'''
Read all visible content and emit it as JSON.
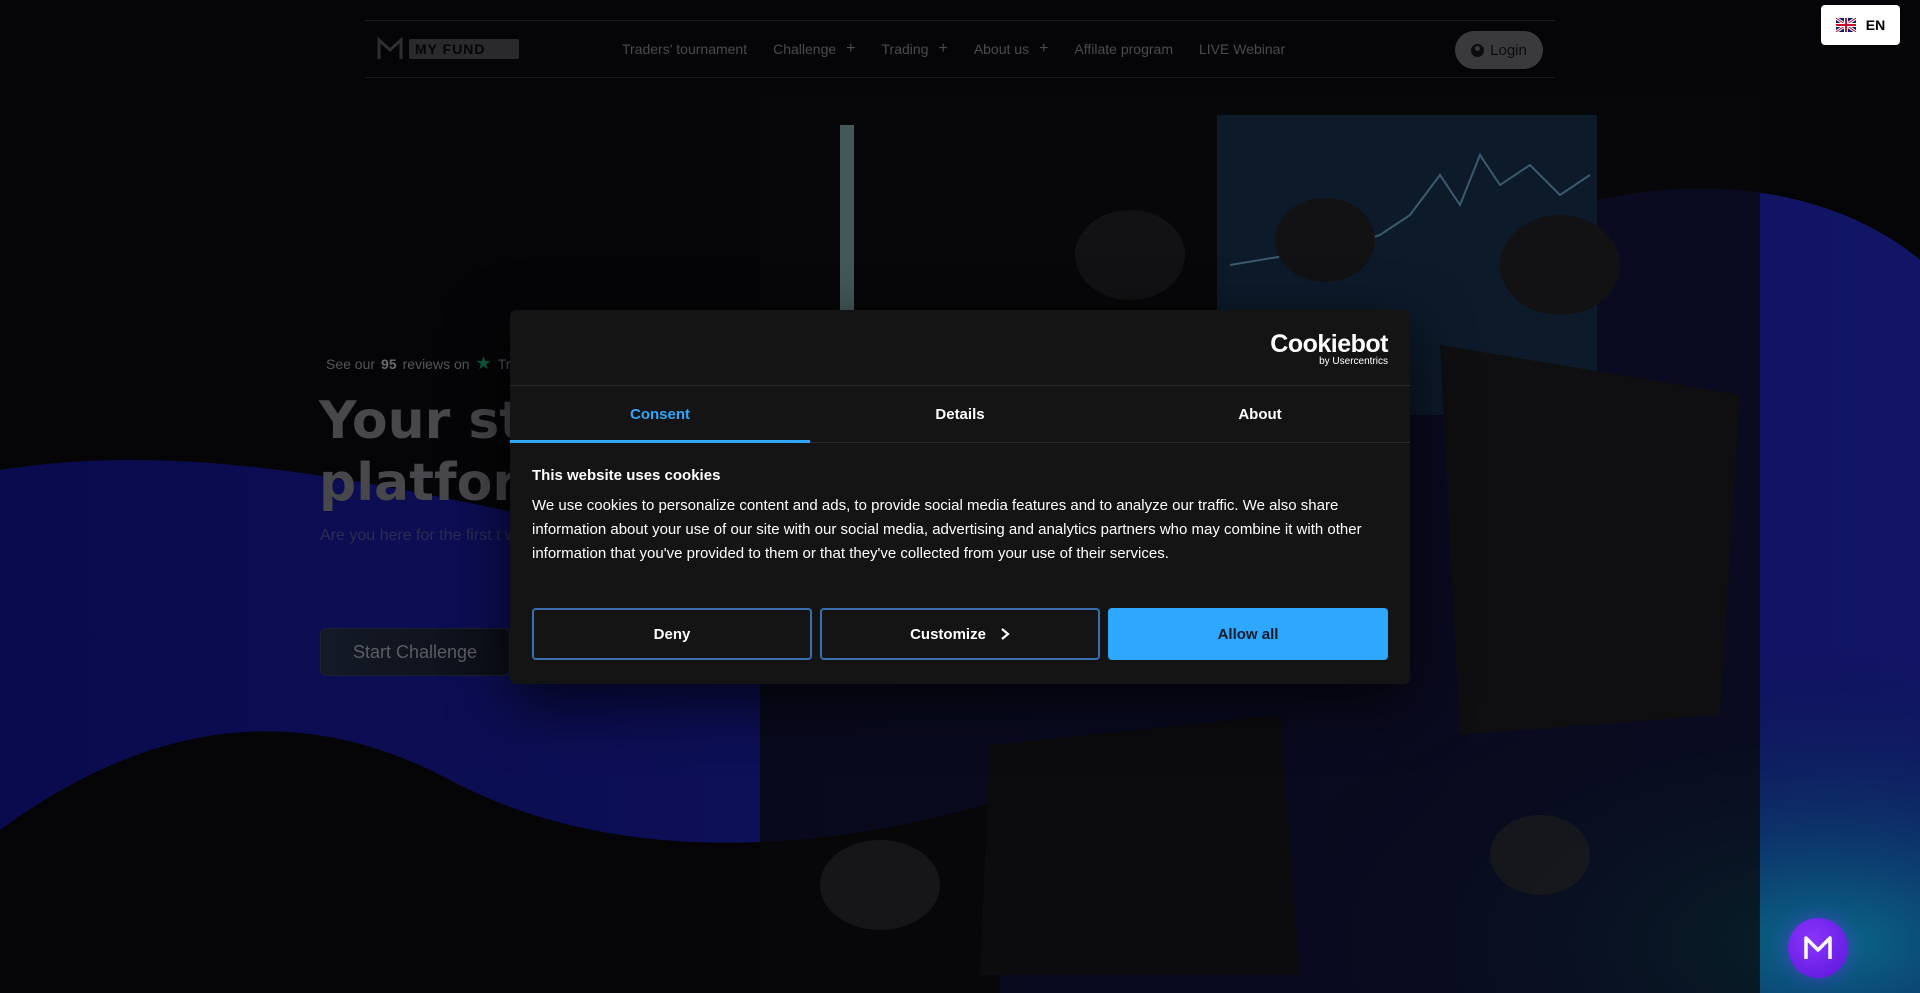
{
  "nav": {
    "logo_text": "MY FUND",
    "links": [
      {
        "label": "Traders' tournament",
        "has_plus": false
      },
      {
        "label": "Challenge",
        "has_plus": true
      },
      {
        "label": "Trading",
        "has_plus": true
      },
      {
        "label": "About us",
        "has_plus": true
      },
      {
        "label": "Affilate program",
        "has_plus": false
      },
      {
        "label": "LIVE Webinar",
        "has_plus": false
      }
    ],
    "login_label": "Login",
    "lang_label": "EN"
  },
  "hero": {
    "reviews_prefix": "See our",
    "reviews_count": "95",
    "reviews_suffix": "reviews on",
    "reviews_site": "Tru",
    "title_line1": "Your stra",
    "title_line2": "platform",
    "subtitle": "Are you here for the first t well what you are looking answers",
    "start_label": "Start Challenge"
  },
  "cookie_dialog": {
    "brand": "Cookiebot",
    "brand_sub": "by Usercentrics",
    "tabs": [
      "Consent",
      "Details",
      "About"
    ],
    "active_tab": "Consent",
    "heading": "This website uses cookies",
    "body": "We use cookies to personalize content and ads, to provide social media features and to analyze our traffic. We also share information about your use of our site with our social media, advertising and analytics partners who may combine it with other information that you've provided to them or that they've collected from your use of their services.",
    "deny_label": "Deny",
    "customize_label": "Customize",
    "allow_label": "Allow all"
  },
  "colors": {
    "accent": "#2ea8ff",
    "fab": "#7a2cff"
  },
  "icons": {
    "user": "user-circle-icon",
    "plus": "plus-icon",
    "chevron": "chevron-right-icon",
    "star": "trustpilot-star-icon",
    "flag": "uk-flag-icon"
  }
}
'''
Pictures in the records should not appear in your copy, but everything else must be transcribed exactly.

Read all visible content and emit it as JSON.
{
  "nav": {
    "logo_text": "MY FUND",
    "links": [
      {
        "label": "Traders' tournament",
        "has_plus": false
      },
      {
        "label": "Challenge",
        "has_plus": true
      },
      {
        "label": "Trading",
        "has_plus": true
      },
      {
        "label": "About us",
        "has_plus": true
      },
      {
        "label": "Affilate program",
        "has_plus": false
      },
      {
        "label": "LIVE Webinar",
        "has_plus": false
      }
    ],
    "login_label": "Login",
    "lang_label": "EN"
  },
  "hero": {
    "reviews_prefix": "See our",
    "reviews_count": "95",
    "reviews_suffix": "reviews on",
    "reviews_site": "Tru",
    "title_line1": "Your stra",
    "title_line2": "platform",
    "subtitle": "Are you here for the first t well what you are looking answers",
    "start_label": "Start Challenge"
  },
  "cookie_dialog": {
    "brand": "Cookiebot",
    "brand_sub": "by Usercentrics",
    "tabs": [
      "Consent",
      "Details",
      "About"
    ],
    "active_tab": "Consent",
    "heading": "This website uses cookies",
    "body": "We use cookies to personalize content and ads, to provide social media features and to analyze our traffic. We also share information about your use of our site with our social media, advertising and analytics partners who may combine it with other information that you've provided to them or that they've collected from your use of their services.",
    "deny_label": "Deny",
    "customize_label": "Customize",
    "allow_label": "Allow all"
  },
  "colors": {
    "accent": "#2ea8ff",
    "fab": "#7a2cff"
  },
  "icons": {
    "user": "user-circle-icon",
    "plus": "plus-icon",
    "chevron": "chevron-right-icon",
    "star": "trustpilot-star-icon",
    "flag": "uk-flag-icon"
  }
}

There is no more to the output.